EXERCISE INSTRUCTIONS: Exact repetition is required: output every record in full.

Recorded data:
══════

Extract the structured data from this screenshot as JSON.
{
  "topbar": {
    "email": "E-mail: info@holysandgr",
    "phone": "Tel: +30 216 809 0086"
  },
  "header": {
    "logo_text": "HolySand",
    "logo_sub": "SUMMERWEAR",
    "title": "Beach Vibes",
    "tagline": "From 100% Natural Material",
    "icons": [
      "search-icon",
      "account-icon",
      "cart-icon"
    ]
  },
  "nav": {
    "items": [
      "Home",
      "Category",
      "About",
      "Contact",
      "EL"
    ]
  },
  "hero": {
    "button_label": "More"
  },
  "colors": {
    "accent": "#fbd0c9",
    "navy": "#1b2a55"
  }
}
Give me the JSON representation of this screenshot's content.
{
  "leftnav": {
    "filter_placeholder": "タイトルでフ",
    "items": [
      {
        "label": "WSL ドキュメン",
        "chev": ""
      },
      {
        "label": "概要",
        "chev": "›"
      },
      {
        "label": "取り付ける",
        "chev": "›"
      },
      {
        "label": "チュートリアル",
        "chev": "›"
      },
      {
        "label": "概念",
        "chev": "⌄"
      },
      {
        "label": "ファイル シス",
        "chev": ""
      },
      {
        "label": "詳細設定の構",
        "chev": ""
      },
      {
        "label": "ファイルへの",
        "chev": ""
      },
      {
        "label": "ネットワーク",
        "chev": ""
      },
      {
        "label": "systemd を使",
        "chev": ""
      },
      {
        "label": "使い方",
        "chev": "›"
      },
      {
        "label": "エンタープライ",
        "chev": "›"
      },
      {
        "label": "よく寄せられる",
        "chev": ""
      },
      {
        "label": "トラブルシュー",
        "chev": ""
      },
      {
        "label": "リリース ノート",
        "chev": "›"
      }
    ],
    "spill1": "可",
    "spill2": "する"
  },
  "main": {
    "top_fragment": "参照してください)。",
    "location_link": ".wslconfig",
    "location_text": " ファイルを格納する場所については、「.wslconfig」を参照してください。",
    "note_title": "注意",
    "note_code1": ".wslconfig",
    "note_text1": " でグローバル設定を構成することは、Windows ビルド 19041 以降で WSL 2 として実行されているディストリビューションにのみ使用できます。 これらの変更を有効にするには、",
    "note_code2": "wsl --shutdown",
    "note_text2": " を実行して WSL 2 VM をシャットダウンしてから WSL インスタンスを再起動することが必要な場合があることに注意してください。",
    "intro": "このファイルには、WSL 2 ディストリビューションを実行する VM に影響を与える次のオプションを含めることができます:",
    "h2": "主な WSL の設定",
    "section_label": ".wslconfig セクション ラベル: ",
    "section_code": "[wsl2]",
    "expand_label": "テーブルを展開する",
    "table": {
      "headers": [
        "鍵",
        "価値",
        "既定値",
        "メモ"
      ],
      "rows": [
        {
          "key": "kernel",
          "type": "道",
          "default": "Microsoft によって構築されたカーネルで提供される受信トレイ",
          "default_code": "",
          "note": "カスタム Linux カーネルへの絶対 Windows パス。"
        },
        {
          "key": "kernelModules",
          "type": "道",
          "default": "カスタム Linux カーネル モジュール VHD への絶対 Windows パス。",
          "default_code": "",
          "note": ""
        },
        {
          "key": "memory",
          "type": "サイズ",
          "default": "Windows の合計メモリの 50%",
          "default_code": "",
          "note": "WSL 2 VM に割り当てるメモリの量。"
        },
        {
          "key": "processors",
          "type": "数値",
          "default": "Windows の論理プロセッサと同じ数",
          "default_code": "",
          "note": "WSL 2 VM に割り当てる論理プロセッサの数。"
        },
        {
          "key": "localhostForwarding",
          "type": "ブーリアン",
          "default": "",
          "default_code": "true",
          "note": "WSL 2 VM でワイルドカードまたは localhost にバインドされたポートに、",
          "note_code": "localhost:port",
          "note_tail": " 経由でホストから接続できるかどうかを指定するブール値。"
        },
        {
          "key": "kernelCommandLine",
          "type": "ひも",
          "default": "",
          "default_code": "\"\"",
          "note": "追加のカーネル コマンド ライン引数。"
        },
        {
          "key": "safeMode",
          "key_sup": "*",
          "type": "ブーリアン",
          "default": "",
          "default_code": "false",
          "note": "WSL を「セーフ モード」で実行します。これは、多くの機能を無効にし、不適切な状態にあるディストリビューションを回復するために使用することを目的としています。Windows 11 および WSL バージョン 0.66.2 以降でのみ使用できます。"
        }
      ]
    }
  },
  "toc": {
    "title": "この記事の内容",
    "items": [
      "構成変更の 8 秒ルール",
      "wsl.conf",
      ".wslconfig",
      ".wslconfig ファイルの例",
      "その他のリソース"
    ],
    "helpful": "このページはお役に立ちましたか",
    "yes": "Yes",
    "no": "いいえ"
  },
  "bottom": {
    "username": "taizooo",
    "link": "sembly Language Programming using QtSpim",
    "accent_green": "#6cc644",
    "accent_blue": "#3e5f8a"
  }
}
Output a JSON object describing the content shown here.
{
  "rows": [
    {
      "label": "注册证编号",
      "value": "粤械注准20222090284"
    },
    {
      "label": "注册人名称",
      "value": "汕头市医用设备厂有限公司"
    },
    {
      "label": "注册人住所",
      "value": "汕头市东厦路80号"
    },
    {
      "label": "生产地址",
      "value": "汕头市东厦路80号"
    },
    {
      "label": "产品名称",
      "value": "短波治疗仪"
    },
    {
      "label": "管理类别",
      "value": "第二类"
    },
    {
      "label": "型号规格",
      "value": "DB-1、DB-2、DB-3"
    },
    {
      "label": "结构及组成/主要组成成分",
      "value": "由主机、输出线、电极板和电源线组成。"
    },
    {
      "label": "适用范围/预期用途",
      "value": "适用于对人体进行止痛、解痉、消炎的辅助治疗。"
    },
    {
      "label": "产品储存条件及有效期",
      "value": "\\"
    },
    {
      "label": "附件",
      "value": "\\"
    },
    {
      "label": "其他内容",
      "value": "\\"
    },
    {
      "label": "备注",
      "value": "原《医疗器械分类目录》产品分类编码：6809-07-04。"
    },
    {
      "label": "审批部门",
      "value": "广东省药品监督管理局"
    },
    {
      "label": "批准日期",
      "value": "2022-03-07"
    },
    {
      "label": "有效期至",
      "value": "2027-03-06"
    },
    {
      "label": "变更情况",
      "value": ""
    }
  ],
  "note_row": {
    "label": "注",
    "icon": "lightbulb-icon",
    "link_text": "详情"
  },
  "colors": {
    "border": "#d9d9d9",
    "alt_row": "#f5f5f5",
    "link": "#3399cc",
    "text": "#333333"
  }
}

══════

EXERCISE OUTPUT:
Extract the structured data from this screenshot as JSON.
{
  "topbar": {
    "email": "E-mail: info@holysandgr",
    "phone": "Tel: +30 216 809 0086"
  },
  "header": {
    "logo_text": "HolySand",
    "logo_sub": "SUMMERWEAR",
    "title": "Beach Vibes",
    "tagline": "From 100% Natural Material",
    "icons": [
      "search-icon",
      "account-icon",
      "cart-icon"
    ]
  },
  "nav": {
    "items": [
      "Home",
      "Category",
      "About",
      "Contact",
      "EL"
    ]
  },
  "hero": {
    "button_label": "More"
  },
  "colors": {
    "accent": "#fbd0c9",
    "navy": "#1b2a55"
  }
}
Give me the JSON representation of this screenshot's content.
{
  "leftnav": {
    "filter_placeholder": "タイトルでフ",
    "items": [
      {
        "label": "WSL ドキュメン",
        "chev": ""
      },
      {
        "label": "概要",
        "chev": "›"
      },
      {
        "label": "取り付ける",
        "chev": "›"
      },
      {
        "label": "チュートリアル",
        "chev": "›"
      },
      {
        "label": "概念",
        "chev": "⌄"
      },
      {
        "label": "ファイル シス",
        "chev": ""
      },
      {
        "label": "詳細設定の構",
        "chev": ""
      },
      {
        "label": "ファイルへの",
        "chev": ""
      },
      {
        "label": "ネットワーク",
        "chev": ""
      },
      {
        "label": "systemd を使",
        "chev": ""
      },
      {
        "label": "使い方",
        "chev": "›"
      },
      {
        "label": "エンタープライ",
        "chev": "›"
      },
      {
        "label": "よく寄せられる",
        "chev": ""
      },
      {
        "label": "トラブルシュー",
        "chev": ""
      },
      {
        "label": "リリース ノート",
        "chev": "›"
      }
    ],
    "spill1": "可",
    "spill2": "する"
  },
  "main": {
    "top_fragment": "参照してください)。",
    "location_link": ".wslconfig",
    "location_text": " ファイルを格納する場所については、「.wslconfig」を参照してください。",
    "note_title": "注意",
    "note_code1": ".wslconfig",
    "note_text1": " でグローバル設定を構成することは、Windows ビルド 19041 以降で WSL 2 として実行されているディストリビューションにのみ使用できます。 これらの変更を有効にするには、",
    "note_code2": "wsl --shutdown",
    "note_text2": " を実行して WSL 2 VM をシャットダウンしてから WSL インスタンスを再起動することが必要な場合があることに注意してください。",
    "intro": "このファイルには、WSL 2 ディストリビューションを実行する VM に影響を与える次のオプションを含めることができます:",
    "h2": "主な WSL の設定",
    "section_label": ".wslconfig セクション ラベル: ",
    "section_code": "[wsl2]",
    "expand_label": "テーブルを展開する",
    "table": {
      "headers": [
        "鍵",
        "価値",
        "既定値",
        "メモ"
      ],
      "rows": [
        {
          "key": "kernel",
          "type": "道",
          "default": "Microsoft によって構築されたカーネルで提供される受信トレイ",
          "default_code": "",
          "note": "カスタム Linux カーネルへの絶対 Windows パス。"
        },
        {
          "key": "kernelModules",
          "type": "道",
          "default": "カスタム Linux カーネル モジュール VHD への絶対 Windows パス。",
          "default_code": "",
          "note": ""
        },
        {
          "key": "memory",
          "type": "サイズ",
          "default": "Windows の合計メモリの 50%",
          "default_code": "",
          "note": "WSL 2 VM に割り当てるメモリの量。"
        },
        {
          "key": "processors",
          "type": "数値",
          "default": "Windows の論理プロセッサと同じ数",
          "default_code": "",
          "note": "WSL 2 VM に割り当てる論理プロセッサの数。"
        },
        {
          "key": "localhostForwarding",
          "type": "ブーリアン",
          "default": "",
          "default_code": "true",
          "note": "WSL 2 VM でワイルドカードまたは localhost にバインドされたポートに、",
          "note_code": "localhost:port",
          "note_tail": " 経由でホストから接続できるかどうかを指定するブール値。"
        },
        {
          "key": "kernelCommandLine",
          "type": "ひも",
          "default": "",
          "default_code": "\"\"",
          "note": "追加のカーネル コマンド ライン引数。"
        },
        {
          "key": "safeMode",
          "key_sup": "*",
          "type": "ブーリアン",
          "default": "",
          "default_code": "false",
          "note": "WSL を「セーフ モード」で実行します。これは、多くの機能を無効にし、不適切な状態にあるディストリビューションを回復するために使用することを目的としています。Windows 11 および WSL バージョン 0.66.2 以降でのみ使用できます。"
        }
      ]
    }
  },
  "toc": {
    "title": "この記事の内容",
    "items": [
      "構成変更の 8 秒ルール",
      "wsl.conf",
      ".wslconfig",
      ".wslconfig ファイルの例",
      "その他のリソース"
    ],
    "helpful": "このページはお役に立ちましたか",
    "yes": "Yes",
    "no": "いいえ"
  },
  "bottom": {
    "username": "taizooo",
    "link": "sembly Language Programming using QtSpim",
    "accent_green": "#6cc644",
    "accent_blue": "#3e5f8a"
  }
}
Output a JSON object describing the content shown here.
{
  "rows": [
    {
      "label": "注册证编号",
      "value": "粤械注准20222090284"
    },
    {
      "label": "注册人名称",
      "value": "汕头市医用设备厂有限公司"
    },
    {
      "label": "注册人住所",
      "value": "汕头市东厦路80号"
    },
    {
      "label": "生产地址",
      "value": "汕头市东厦路80号"
    },
    {
      "label": "产品名称",
      "value": "短波治疗仪"
    },
    {
      "label": "管理类别",
      "value": "第二类"
    },
    {
      "label": "型号规格",
      "value": "DB-1、DB-2、DB-3"
    },
    {
      "label": "结构及组成/主要组成成分",
      "value": "由主机、输出线、电极板和电源线组成。"
    },
    {
      "label": "适用范围/预期用途",
      "value": "适用于对人体进行止痛、解痉、消炎的辅助治疗。"
    },
    {
      "label": "产品储存条件及有效期",
      "value": "\\"
    },
    {
      "label": "附件",
      "value": "\\"
    },
    {
      "label": "其他内容",
      "value": "\\"
    },
    {
      "label": "备注",
      "value": "原《医疗器械分类目录》产品分类编码：6809-07-04。"
    },
    {
      "label": "审批部门",
      "value": "广东省药品监督管理局"
    },
    {
      "label": "批准日期",
      "value": "2022-03-07"
    },
    {
      "label": "有效期至",
      "value": "2027-03-06"
    },
    {
      "label": "变更情况",
      "value": ""
    }
  ],
  "note_row": {
    "label": "注",
    "icon": "lightbulb-icon",
    "link_text": "详情"
  },
  "colors": {
    "border": "#d9d9d9",
    "alt_row": "#f5f5f5",
    "link": "#3399cc",
    "text": "#333333"
  }
}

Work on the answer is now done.